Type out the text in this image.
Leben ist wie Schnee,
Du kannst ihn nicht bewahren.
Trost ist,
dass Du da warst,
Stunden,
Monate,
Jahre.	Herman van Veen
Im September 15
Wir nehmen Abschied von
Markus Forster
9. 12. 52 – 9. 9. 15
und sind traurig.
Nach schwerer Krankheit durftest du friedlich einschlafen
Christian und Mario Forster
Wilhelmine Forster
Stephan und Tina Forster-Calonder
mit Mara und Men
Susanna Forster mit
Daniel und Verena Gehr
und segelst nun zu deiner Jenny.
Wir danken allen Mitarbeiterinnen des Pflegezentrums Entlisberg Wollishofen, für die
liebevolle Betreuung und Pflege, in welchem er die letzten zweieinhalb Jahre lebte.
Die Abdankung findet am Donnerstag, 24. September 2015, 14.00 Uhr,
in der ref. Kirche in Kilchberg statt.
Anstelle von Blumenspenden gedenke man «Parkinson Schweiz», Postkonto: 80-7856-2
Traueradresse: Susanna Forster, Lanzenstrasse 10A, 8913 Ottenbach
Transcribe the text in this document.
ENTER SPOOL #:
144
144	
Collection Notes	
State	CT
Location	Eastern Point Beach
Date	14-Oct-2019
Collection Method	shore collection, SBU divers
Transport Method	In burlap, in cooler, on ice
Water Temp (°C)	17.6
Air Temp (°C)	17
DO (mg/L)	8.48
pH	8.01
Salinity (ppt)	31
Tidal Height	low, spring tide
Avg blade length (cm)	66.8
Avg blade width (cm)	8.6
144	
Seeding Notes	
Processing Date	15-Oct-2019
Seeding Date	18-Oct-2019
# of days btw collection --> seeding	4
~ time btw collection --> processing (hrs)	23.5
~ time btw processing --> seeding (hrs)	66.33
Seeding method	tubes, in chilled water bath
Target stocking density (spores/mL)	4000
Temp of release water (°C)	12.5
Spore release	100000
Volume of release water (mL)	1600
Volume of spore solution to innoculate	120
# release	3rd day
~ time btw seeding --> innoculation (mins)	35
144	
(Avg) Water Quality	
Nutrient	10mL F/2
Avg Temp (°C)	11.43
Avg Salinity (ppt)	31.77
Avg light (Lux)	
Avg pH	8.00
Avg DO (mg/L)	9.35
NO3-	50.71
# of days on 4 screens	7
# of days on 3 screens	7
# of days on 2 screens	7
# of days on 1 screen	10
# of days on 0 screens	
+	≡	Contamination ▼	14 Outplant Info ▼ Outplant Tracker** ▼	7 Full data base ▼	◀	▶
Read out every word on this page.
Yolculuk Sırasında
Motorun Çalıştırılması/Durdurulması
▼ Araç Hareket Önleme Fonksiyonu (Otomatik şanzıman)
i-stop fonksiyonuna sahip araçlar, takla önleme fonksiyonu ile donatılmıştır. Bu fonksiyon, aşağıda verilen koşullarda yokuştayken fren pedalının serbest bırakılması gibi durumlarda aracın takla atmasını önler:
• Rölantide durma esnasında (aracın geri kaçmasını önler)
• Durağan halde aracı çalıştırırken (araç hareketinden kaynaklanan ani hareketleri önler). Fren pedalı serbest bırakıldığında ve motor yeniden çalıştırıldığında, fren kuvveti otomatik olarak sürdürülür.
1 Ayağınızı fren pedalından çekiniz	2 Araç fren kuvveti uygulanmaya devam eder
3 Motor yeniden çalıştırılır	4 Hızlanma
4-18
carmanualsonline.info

WHAT YOU HAVE TO DO: The lines to quote run from the one containing "Read out every word on this page." through the final line of the material above; please give them exactly, both ends included, and nothing else.

ANSWER TO THE PROBLEM:
Read out every word on this page.
Yolculuk Sırasında
Motorun Çalıştırılması/Durdurulması
▼ Araç Hareket Önleme Fonksiyonu (Otomatik şanzıman)
i-stop fonksiyonuna sahip araçlar, takla önleme fonksiyonu ile donatılmıştır. Bu fonksiyon, aşağıda verilen koşullarda yokuştayken fren pedalının serbest bırakılması gibi durumlarda aracın takla atmasını önler:
• Rölantide durma esnasında (aracın geri kaçmasını önler)
• Durağan halde aracı çalıştırırken (araç hareketinden kaynaklanan ani hareketleri önler). Fren pedalı serbest bırakıldığında ve motor yeniden çalıştırıldığında, fren kuvveti otomatik olarak sürdürülür.
1 Ayağınızı fren pedalından çekiniz	2 Araç fren kuvveti uygulanmaya devam eder
3 Motor yeniden çalıştırılır	4 Hızlanma
4-18
carmanualsonline.info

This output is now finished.